▸ **What you should do**: Return the lines where the word "Central" occurs.

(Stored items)
====================

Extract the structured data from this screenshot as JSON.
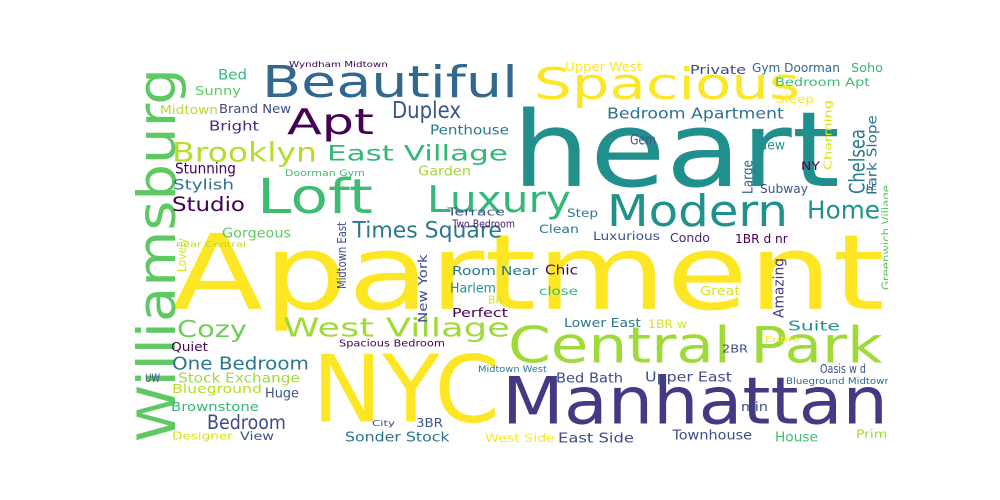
{
  "wordcloud": {
    "words": [
      {
        "text": "Apartment",
        "color": "#fde725"
      },
      {
        "text": "heart",
        "color": "#21908d"
      },
      {
        "text": "NYC",
        "color": "#fde725"
      },
      {
        "text": "Manhattan",
        "color": "#443983"
      },
      {
        "text": "Central Park",
        "color": "#a0da39"
      },
      {
        "text": "Williamsburg",
        "color": "#5ec962"
      },
      {
        "text": "Beautiful",
        "color": "#31688e"
      },
      {
        "text": "Spacious",
        "color": "#fde725"
      },
      {
        "text": "Loft",
        "color": "#3fbc73"
      },
      {
        "text": "Apt",
        "color": "#440154"
      },
      {
        "text": "Modern",
        "color": "#21918c"
      },
      {
        "text": "Luxury",
        "color": "#35b779"
      },
      {
        "text": "West Village",
        "color": "#a0da39"
      },
      {
        "text": "Brooklyn",
        "color": "#b5de2b"
      },
      {
        "text": "East Village",
        "color": "#35b779"
      },
      {
        "text": "Home",
        "color": "#21918c"
      },
      {
        "text": "Chelsea",
        "color": "#2a788e"
      },
      {
        "text": "Times Square",
        "color": "#2a788e"
      },
      {
        "text": "Duplex",
        "color": "#3b528b"
      },
      {
        "text": "Cozy",
        "color": "#6ece58"
      },
      {
        "text": "Studio",
        "color": "#440154"
      },
      {
        "text": "Bedroom",
        "color": "#3e4a89"
      },
      {
        "text": "One Bedroom",
        "color": "#2a788e"
      },
      {
        "text": "Bedroom Apartment",
        "color": "#2c728e"
      },
      {
        "text": "Penthouse",
        "color": "#2a788e"
      },
      {
        "text": "Brand New",
        "color": "#3e4a89"
      },
      {
        "text": "Midtown",
        "color": "#b5de2b"
      },
      {
        "text": "Stunning",
        "color": "#440154"
      },
      {
        "text": "Stylish",
        "color": "#2c728e"
      },
      {
        "text": "Bright",
        "color": "#482878"
      },
      {
        "text": "Sunny",
        "color": "#5ec962"
      },
      {
        "text": "Bed",
        "color": "#35b779"
      },
      {
        "text": "Gorgeous",
        "color": "#5ec962"
      },
      {
        "text": "Garden",
        "color": "#a0da39"
      },
      {
        "text": "Terrace",
        "color": "#3b528b"
      },
      {
        "text": "Two Bedroom",
        "color": "#481a6c"
      },
      {
        "text": "Upper West",
        "color": "#fde725"
      },
      {
        "text": "Private",
        "color": "#3e4a89"
      },
      {
        "text": "Gym Doorman",
        "color": "#31688e"
      },
      {
        "text": "Soho",
        "color": "#35b779"
      },
      {
        "text": "Bedroom Apt",
        "color": "#3fbc73"
      },
      {
        "text": "Sleep",
        "color": "#fde725"
      },
      {
        "text": "Charming",
        "color": "#d8e219"
      },
      {
        "text": "Park Slope",
        "color": "#2c728e"
      },
      {
        "text": "Greenwich Village",
        "color": "#5ec962"
      },
      {
        "text": "Gem",
        "color": "#3b528b"
      },
      {
        "text": "Large",
        "color": "#31688e"
      },
      {
        "text": "New",
        "color": "#21918c"
      },
      {
        "text": "NY",
        "color": "#440154"
      },
      {
        "text": "LE",
        "color": "#31688e"
      },
      {
        "text": "Subway",
        "color": "#3b528b"
      },
      {
        "text": "Step",
        "color": "#2a788e"
      },
      {
        "text": "Clean",
        "color": "#2a788e"
      },
      {
        "text": "Luxurious",
        "color": "#3b528b"
      },
      {
        "text": "Condo",
        "color": "#482878"
      },
      {
        "text": "1BR d nr",
        "color": "#440154"
      },
      {
        "text": "Midtown East",
        "color": "#3e4a89"
      },
      {
        "text": "New York",
        "color": "#3e4a89"
      },
      {
        "text": "Room Near",
        "color": "#2a788e"
      },
      {
        "text": "Harlem",
        "color": "#21918c"
      },
      {
        "text": "BR",
        "color": "#d8e219"
      },
      {
        "text": "Perfect",
        "color": "#440154"
      },
      {
        "text": "Chic",
        "color": "#440154"
      },
      {
        "text": "close",
        "color": "#35b779"
      },
      {
        "text": "Amazing",
        "color": "#443983"
      },
      {
        "text": "Great",
        "color": "#d8e219"
      },
      {
        "text": "Lower East",
        "color": "#2a788e"
      },
      {
        "text": "1BR w",
        "color": "#d8e219"
      },
      {
        "text": "2BR",
        "color": "#3e4a89"
      },
      {
        "text": "Suite",
        "color": "#21918c"
      },
      {
        "text": "Entire",
        "color": "#fde725"
      },
      {
        "text": "Oasis w d",
        "color": "#3b528b"
      },
      {
        "text": "Quiet",
        "color": "#440154"
      },
      {
        "text": "UW",
        "color": "#3b528b"
      },
      {
        "text": "Stock Exchange",
        "color": "#a0da39"
      },
      {
        "text": "Blueground",
        "color": "#b5de2b"
      },
      {
        "text": "Huge",
        "color": "#3b528b"
      },
      {
        "text": "Brownstone",
        "color": "#35b779"
      },
      {
        "text": "Designer",
        "color": "#d8e219"
      },
      {
        "text": "View",
        "color": "#3b528b"
      },
      {
        "text": "Sonder Stock",
        "color": "#2c728e"
      },
      {
        "text": "City",
        "color": "#3e4a89"
      },
      {
        "text": "3BR",
        "color": "#3b528b"
      },
      {
        "text": "West Side",
        "color": "#fde725"
      },
      {
        "text": "East Side",
        "color": "#3e4a89"
      },
      {
        "text": "Bed Bath",
        "color": "#3e4a89"
      },
      {
        "text": "Upper East",
        "color": "#3e4a89"
      },
      {
        "text": "Townhouse",
        "color": "#3e4a89"
      },
      {
        "text": "min",
        "color": "#3e4a89"
      },
      {
        "text": "House",
        "color": "#3fbc73"
      },
      {
        "text": "Prime",
        "color": "#a0da39"
      },
      {
        "text": "Lovely",
        "color": "#d8e219"
      },
      {
        "text": "Wyndham Midtown",
        "color": "#440154"
      },
      {
        "text": "Doorman Gym",
        "color": "#3fbc73"
      },
      {
        "text": "near Central",
        "color": "#b5de2b"
      },
      {
        "text": "Spacious Bedroom",
        "color": "#440154"
      },
      {
        "text": "Midtown West",
        "color": "#2a788e"
      },
      {
        "text": "Blueground Midtown",
        "color": "#31688e"
      }
    ]
  }
}
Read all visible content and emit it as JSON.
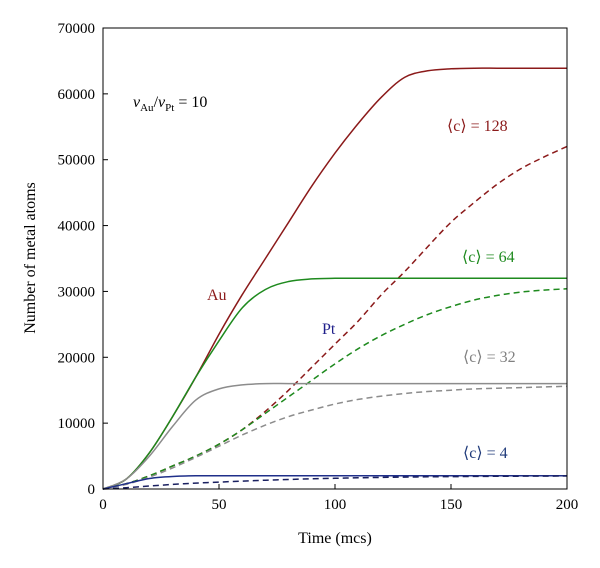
{
  "chart_data": {
    "type": "line",
    "xlabel": "Time (mcs)",
    "ylabel": "Number of metal atoms",
    "xlim": [
      0,
      200
    ],
    "ylim": [
      0,
      70000
    ],
    "x_ticks": [
      "0",
      "50",
      "100",
      "150",
      "200"
    ],
    "y_ticks": [
      "0",
      "10000",
      "20000",
      "30000",
      "40000",
      "50000",
      "60000",
      "70000"
    ],
    "grid": false,
    "legend": "none",
    "ratio_label": {
      "v1": "v",
      "s1": "Au",
      "slash": "/",
      "v2": "v",
      "s2": "Pt",
      "rest": " = 10"
    },
    "annotations": [
      {
        "id": "c128",
        "text": "⟨c⟩ = 128",
        "color": "#8b1a1a"
      },
      {
        "id": "c64",
        "text": "⟨c⟩ = 64",
        "color": "#1e8a1e"
      },
      {
        "id": "c32",
        "text": "⟨c⟩ = 32",
        "color": "#808080"
      },
      {
        "id": "c4",
        "text": "⟨c⟩ = 4",
        "color": "#1f3a7a"
      },
      {
        "id": "au",
        "text": "Au",
        "color": "#8b1a1a"
      },
      {
        "id": "pt",
        "text": "Pt",
        "color": "#1f1f8a"
      }
    ],
    "series": [
      {
        "key": "au_c128",
        "color": "#8b1a1a",
        "dashed": false,
        "x": [
          0,
          10,
          20,
          30,
          40,
          50,
          60,
          70,
          80,
          90,
          100,
          110,
          120,
          130,
          140,
          150,
          160,
          170,
          180,
          190,
          200
        ],
        "y": [
          0,
          1500,
          5500,
          11000,
          17000,
          23500,
          29500,
          35000,
          40500,
          46000,
          51000,
          55500,
          59500,
          62500,
          63500,
          63800,
          63900,
          63900,
          63900,
          63900,
          63900
        ]
      },
      {
        "key": "pt_c128",
        "color": "#8b1a1a",
        "dashed": false,
        "dash": true,
        "x": [
          0,
          10,
          20,
          30,
          40,
          50,
          60,
          70,
          80,
          90,
          100,
          110,
          120,
          130,
          140,
          150,
          160,
          170,
          180,
          190,
          200
        ],
        "y": [
          0,
          800,
          2000,
          3500,
          5000,
          6800,
          9000,
          11800,
          15000,
          18500,
          22000,
          25500,
          29500,
          33000,
          36800,
          40500,
          43500,
          46300,
          48600,
          50400,
          52000
        ]
      },
      {
        "key": "au_c64",
        "color": "#1e8a1e",
        "dashed": false,
        "x": [
          0,
          10,
          20,
          30,
          40,
          50,
          60,
          70,
          80,
          90,
          100,
          110,
          120,
          130,
          140,
          150,
          160,
          170,
          180,
          190,
          200
        ],
        "y": [
          0,
          1500,
          5500,
          11000,
          17000,
          22500,
          27500,
          30300,
          31500,
          31900,
          32000,
          32000,
          32000,
          32000,
          32000,
          32000,
          32000,
          32000,
          32000,
          32000,
          32000
        ]
      },
      {
        "key": "pt_c64",
        "color": "#1e8a1e",
        "dash": true,
        "x": [
          0,
          10,
          20,
          30,
          40,
          50,
          60,
          70,
          80,
          90,
          100,
          110,
          120,
          130,
          140,
          150,
          160,
          170,
          180,
          190,
          200
        ],
        "y": [
          0,
          800,
          2000,
          3500,
          5000,
          6800,
          9000,
          11500,
          14000,
          16500,
          19000,
          21300,
          23300,
          25000,
          26500,
          27700,
          28700,
          29400,
          29900,
          30200,
          30400
        ]
      },
      {
        "key": "au_c32",
        "color": "#8c8c8c",
        "dash": false,
        "x": [
          0,
          10,
          20,
          30,
          40,
          50,
          60,
          70,
          80,
          90,
          100,
          110,
          120,
          130,
          140,
          150,
          160,
          170,
          180,
          190,
          200
        ],
        "y": [
          0,
          1500,
          5000,
          9500,
          13500,
          15200,
          15800,
          16000,
          16000,
          16000,
          16000,
          16000,
          16000,
          16000,
          16000,
          16000,
          16000,
          16000,
          16000,
          16000,
          16000
        ]
      },
      {
        "key": "pt_c32",
        "color": "#8c8c8c",
        "dash": true,
        "x": [
          0,
          10,
          20,
          30,
          40,
          50,
          60,
          70,
          80,
          90,
          100,
          110,
          120,
          130,
          140,
          150,
          160,
          170,
          180,
          190,
          200
        ],
        "y": [
          0,
          700,
          1800,
          3200,
          4800,
          6500,
          8200,
          9700,
          11000,
          12000,
          12900,
          13600,
          14100,
          14500,
          14800,
          15000,
          15200,
          15300,
          15400,
          15500,
          15600
        ]
      },
      {
        "key": "au_c4",
        "color": "#1f2f8a",
        "dash": false,
        "x": [
          0,
          10,
          20,
          30,
          40,
          50,
          60,
          70,
          80,
          90,
          100,
          110,
          120,
          130,
          140,
          150,
          160,
          170,
          180,
          190,
          200
        ],
        "y": [
          0,
          800,
          1600,
          1900,
          2000,
          2000,
          2000,
          2000,
          2000,
          2000,
          2000,
          2000,
          2000,
          2000,
          2000,
          2000,
          2000,
          2000,
          2000,
          2000,
          2000
        ]
      },
      {
        "key": "pt_c4",
        "color": "#1a2060",
        "dash": true,
        "x": [
          0,
          10,
          20,
          30,
          40,
          50,
          60,
          70,
          80,
          90,
          100,
          110,
          120,
          130,
          140,
          150,
          160,
          170,
          180,
          190,
          200
        ],
        "y": [
          0,
          200,
          450,
          700,
          900,
          1050,
          1200,
          1330,
          1450,
          1550,
          1630,
          1700,
          1760,
          1810,
          1850,
          1880,
          1910,
          1930,
          1950,
          1960,
          1970
        ]
      }
    ]
  }
}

====================

▸ **Solution to this problem**:
        "text": "Central Park",
        "text": "near Central",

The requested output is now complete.